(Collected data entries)
* START *

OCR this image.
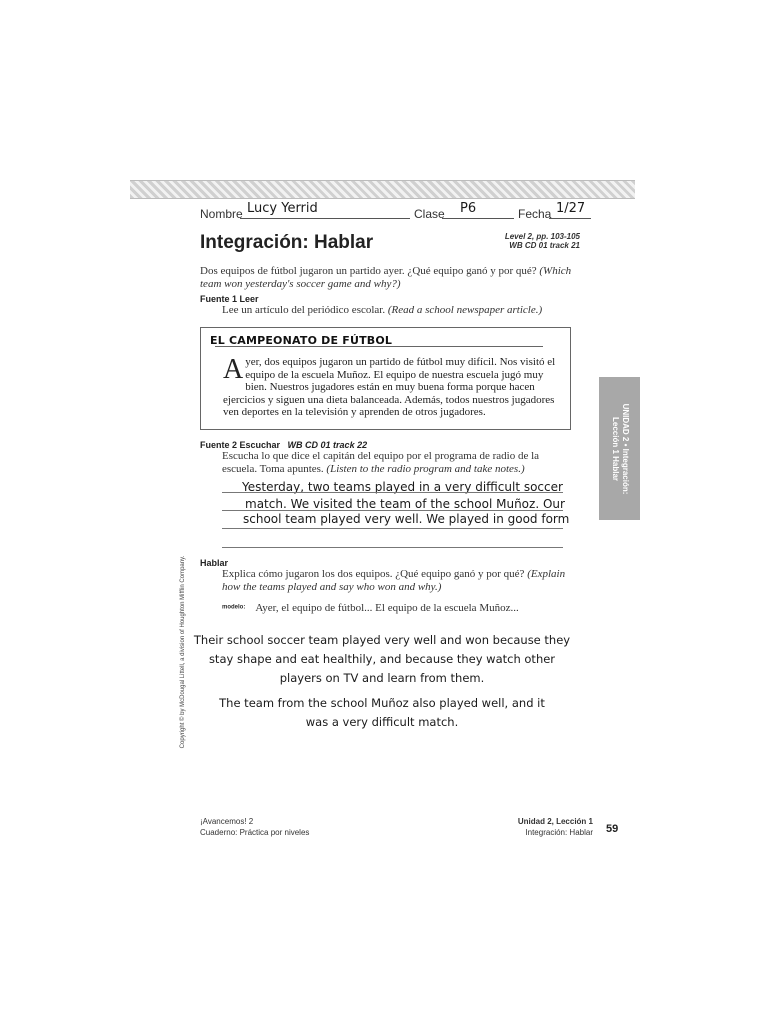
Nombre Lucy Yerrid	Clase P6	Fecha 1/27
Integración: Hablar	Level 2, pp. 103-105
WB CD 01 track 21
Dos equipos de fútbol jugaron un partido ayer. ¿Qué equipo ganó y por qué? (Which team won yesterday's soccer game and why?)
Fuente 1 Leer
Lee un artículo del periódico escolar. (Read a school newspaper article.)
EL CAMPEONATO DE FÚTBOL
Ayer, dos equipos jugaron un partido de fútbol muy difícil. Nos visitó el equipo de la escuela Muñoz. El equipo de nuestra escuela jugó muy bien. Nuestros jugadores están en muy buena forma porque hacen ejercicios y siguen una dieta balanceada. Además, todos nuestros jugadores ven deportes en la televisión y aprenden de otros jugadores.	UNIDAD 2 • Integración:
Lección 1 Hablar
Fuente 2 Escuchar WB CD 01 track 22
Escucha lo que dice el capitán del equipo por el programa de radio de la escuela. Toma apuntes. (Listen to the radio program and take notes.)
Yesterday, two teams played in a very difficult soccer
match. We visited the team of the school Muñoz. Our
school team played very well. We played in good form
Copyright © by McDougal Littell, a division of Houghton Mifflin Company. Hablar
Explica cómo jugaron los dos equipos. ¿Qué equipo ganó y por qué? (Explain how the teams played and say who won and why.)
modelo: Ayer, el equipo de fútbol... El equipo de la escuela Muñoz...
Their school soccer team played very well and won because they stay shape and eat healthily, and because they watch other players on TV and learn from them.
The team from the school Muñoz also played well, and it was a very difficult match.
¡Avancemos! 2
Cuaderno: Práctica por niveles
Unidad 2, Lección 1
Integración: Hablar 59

* END *

*Problem to work on:* Only a number is wanted: how many lines contain "played"?

*Response:* 5